Written instruction:
Find the lines in these entries that include the word "администрации" and state how many there are, with no other words.

=-=-=-=-=

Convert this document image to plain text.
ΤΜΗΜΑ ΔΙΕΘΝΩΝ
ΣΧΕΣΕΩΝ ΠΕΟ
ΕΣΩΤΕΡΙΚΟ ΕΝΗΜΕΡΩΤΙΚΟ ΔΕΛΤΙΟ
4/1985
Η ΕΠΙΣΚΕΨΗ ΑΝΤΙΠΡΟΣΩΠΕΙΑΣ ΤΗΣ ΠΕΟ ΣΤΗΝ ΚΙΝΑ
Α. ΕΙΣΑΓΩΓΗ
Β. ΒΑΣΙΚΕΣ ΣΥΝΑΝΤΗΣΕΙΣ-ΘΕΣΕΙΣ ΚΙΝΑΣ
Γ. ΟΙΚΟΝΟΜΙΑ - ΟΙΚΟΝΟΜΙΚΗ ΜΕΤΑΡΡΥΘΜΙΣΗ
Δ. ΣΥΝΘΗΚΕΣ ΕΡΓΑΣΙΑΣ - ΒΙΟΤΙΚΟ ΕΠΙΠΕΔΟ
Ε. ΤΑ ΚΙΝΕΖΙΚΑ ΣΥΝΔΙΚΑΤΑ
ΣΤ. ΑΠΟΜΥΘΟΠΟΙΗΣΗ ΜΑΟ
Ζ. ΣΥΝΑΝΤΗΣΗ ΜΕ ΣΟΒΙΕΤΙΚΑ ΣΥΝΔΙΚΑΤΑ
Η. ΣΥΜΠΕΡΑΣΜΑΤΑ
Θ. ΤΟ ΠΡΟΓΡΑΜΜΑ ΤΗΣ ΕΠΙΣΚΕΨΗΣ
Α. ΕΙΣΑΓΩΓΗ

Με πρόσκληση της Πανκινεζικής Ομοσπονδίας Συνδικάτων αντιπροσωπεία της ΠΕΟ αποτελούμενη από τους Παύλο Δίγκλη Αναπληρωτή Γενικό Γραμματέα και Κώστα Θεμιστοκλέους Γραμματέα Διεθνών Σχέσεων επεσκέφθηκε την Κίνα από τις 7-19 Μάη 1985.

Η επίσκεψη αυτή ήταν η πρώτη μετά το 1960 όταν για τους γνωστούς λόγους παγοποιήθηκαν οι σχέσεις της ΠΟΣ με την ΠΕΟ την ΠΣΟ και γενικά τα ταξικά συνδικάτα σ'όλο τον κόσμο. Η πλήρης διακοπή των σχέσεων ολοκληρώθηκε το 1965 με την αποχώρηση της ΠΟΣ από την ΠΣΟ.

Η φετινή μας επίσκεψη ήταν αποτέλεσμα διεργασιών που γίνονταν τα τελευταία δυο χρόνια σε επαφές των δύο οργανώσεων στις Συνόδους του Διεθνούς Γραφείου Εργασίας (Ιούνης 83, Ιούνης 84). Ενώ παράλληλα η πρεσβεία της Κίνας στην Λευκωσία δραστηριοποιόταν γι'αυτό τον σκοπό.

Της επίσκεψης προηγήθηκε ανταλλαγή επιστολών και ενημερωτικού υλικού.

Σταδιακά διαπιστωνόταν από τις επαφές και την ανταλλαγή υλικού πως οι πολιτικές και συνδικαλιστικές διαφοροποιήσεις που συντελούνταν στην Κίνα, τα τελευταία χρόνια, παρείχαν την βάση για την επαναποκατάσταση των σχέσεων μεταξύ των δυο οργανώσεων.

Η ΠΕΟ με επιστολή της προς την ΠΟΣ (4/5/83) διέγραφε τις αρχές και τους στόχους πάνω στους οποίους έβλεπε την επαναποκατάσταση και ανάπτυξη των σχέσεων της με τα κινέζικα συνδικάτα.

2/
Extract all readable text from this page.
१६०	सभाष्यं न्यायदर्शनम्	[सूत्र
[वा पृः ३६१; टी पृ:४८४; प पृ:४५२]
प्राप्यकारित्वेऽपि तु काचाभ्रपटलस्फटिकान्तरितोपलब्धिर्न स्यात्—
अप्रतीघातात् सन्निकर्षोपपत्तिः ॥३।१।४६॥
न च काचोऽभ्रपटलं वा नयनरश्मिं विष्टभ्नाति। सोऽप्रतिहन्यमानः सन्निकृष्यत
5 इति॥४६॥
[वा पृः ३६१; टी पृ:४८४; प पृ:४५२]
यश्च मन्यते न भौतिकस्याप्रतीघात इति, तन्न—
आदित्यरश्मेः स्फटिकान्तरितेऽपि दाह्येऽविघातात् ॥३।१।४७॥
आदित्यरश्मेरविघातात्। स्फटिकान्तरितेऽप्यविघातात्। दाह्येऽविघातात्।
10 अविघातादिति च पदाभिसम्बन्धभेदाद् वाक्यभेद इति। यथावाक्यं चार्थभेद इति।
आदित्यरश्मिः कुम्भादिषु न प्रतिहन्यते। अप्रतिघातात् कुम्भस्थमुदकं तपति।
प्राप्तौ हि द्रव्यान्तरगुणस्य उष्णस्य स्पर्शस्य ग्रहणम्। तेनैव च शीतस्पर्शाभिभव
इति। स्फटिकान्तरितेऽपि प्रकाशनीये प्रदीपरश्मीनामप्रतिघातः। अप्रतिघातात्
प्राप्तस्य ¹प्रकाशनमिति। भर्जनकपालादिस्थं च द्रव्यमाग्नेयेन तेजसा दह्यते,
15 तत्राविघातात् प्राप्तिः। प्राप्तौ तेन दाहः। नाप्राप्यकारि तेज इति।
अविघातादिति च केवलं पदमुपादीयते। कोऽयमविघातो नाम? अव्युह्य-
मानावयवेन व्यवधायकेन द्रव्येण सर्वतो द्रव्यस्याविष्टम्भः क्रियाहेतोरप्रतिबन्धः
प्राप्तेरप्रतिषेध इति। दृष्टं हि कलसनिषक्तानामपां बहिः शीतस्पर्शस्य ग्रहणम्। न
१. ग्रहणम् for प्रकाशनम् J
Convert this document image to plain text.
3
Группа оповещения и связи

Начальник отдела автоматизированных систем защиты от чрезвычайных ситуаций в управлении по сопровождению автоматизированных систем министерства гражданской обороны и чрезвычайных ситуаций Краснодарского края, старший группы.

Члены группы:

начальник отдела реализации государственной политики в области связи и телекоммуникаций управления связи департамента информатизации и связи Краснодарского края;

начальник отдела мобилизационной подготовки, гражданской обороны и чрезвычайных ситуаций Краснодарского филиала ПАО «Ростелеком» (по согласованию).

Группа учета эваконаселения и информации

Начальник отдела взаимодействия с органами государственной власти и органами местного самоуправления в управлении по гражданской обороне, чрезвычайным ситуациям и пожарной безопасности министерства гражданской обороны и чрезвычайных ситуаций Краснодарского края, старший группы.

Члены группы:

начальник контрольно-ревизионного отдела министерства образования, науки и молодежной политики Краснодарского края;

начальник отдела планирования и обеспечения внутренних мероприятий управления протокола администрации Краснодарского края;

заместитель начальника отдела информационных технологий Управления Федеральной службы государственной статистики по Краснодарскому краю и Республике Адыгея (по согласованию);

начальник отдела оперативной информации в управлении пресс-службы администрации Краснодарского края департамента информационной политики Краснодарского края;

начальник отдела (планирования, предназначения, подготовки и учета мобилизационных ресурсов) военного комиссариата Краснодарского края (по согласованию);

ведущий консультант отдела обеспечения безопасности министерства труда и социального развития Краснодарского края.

=-=-=-=-=

Completed task:
2